▶ Entries shown:
——————

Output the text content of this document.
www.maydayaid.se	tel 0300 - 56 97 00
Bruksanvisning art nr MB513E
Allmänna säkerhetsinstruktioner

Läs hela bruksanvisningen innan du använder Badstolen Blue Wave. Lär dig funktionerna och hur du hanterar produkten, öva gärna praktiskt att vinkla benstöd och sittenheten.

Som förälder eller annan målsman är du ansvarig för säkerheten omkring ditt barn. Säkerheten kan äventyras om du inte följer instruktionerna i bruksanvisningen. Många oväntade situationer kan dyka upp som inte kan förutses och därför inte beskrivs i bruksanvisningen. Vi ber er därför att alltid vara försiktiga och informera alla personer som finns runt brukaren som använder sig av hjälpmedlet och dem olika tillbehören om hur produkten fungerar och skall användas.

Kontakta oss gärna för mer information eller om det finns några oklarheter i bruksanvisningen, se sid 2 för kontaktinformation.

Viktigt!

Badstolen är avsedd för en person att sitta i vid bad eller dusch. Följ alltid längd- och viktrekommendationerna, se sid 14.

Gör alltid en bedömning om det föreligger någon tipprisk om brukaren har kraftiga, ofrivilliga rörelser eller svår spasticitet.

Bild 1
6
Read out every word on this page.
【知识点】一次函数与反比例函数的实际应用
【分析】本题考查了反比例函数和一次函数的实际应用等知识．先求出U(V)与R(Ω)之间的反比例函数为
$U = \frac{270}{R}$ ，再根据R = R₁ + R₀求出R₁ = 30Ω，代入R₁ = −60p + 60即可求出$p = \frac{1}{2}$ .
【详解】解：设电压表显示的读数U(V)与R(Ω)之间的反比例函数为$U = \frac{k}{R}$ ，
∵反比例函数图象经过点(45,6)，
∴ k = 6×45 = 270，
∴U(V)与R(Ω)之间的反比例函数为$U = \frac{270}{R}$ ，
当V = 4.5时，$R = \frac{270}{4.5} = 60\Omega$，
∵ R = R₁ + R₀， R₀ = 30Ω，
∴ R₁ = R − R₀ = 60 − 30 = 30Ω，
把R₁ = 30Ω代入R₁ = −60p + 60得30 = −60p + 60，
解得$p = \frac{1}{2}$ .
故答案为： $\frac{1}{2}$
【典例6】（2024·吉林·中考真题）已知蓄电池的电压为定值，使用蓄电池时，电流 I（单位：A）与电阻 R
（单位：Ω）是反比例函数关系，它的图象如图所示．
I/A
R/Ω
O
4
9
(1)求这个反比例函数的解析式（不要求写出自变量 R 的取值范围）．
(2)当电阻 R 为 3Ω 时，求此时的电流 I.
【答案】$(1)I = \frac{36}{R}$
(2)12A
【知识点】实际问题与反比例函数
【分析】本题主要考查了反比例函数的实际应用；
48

——————

▶ Exercise:
Write out exactly the final stretch of the records: the line containing "Read out every word on this page." and every line after it, through the last, and nothing else.

▶ Result:
Read out every word on this page.
【知识点】一次函数与反比例函数的实际应用
【分析】本题考查了反比例函数和一次函数的实际应用等知识．先求出U(V)与R(Ω)之间的反比例函数为
$U = \frac{270}{R}$ ，再根据R = R₁ + R₀求出R₁ = 30Ω，代入R₁ = −60p + 60即可求出$p = \frac{1}{2}$ .
【详解】解：设电压表显示的读数U(V)与R(Ω)之间的反比例函数为$U = \frac{k}{R}$ ，
∵反比例函数图象经过点(45,6)，
∴ k = 6×45 = 270，
∴U(V)与R(Ω)之间的反比例函数为$U = \frac{270}{R}$ ，
当V = 4.5时，$R = \frac{270}{4.5} = 60\Omega$，
∵ R = R₁ + R₀， R₀ = 30Ω，
∴ R₁ = R − R₀ = 60 − 30 = 30Ω，
把R₁ = 30Ω代入R₁ = −60p + 60得30 = −60p + 60，
解得$p = \frac{1}{2}$ .
故答案为： $\frac{1}{2}$
【典例6】（2024·吉林·中考真题）已知蓄电池的电压为定值，使用蓄电池时，电流 I（单位：A）与电阻 R
（单位：Ω）是反比例函数关系，它的图象如图所示．
I/A
R/Ω
O
4
9
(1)求这个反比例函数的解析式（不要求写出自变量 R 的取值范围）．
(2)当电阻 R 为 3Ω 时，求此时的电流 I.
【答案】$(1)I = \frac{36}{R}$
(2)12A
【知识点】实际问题与反比例函数
【分析】本题主要考查了反比例函数的实际应用；
48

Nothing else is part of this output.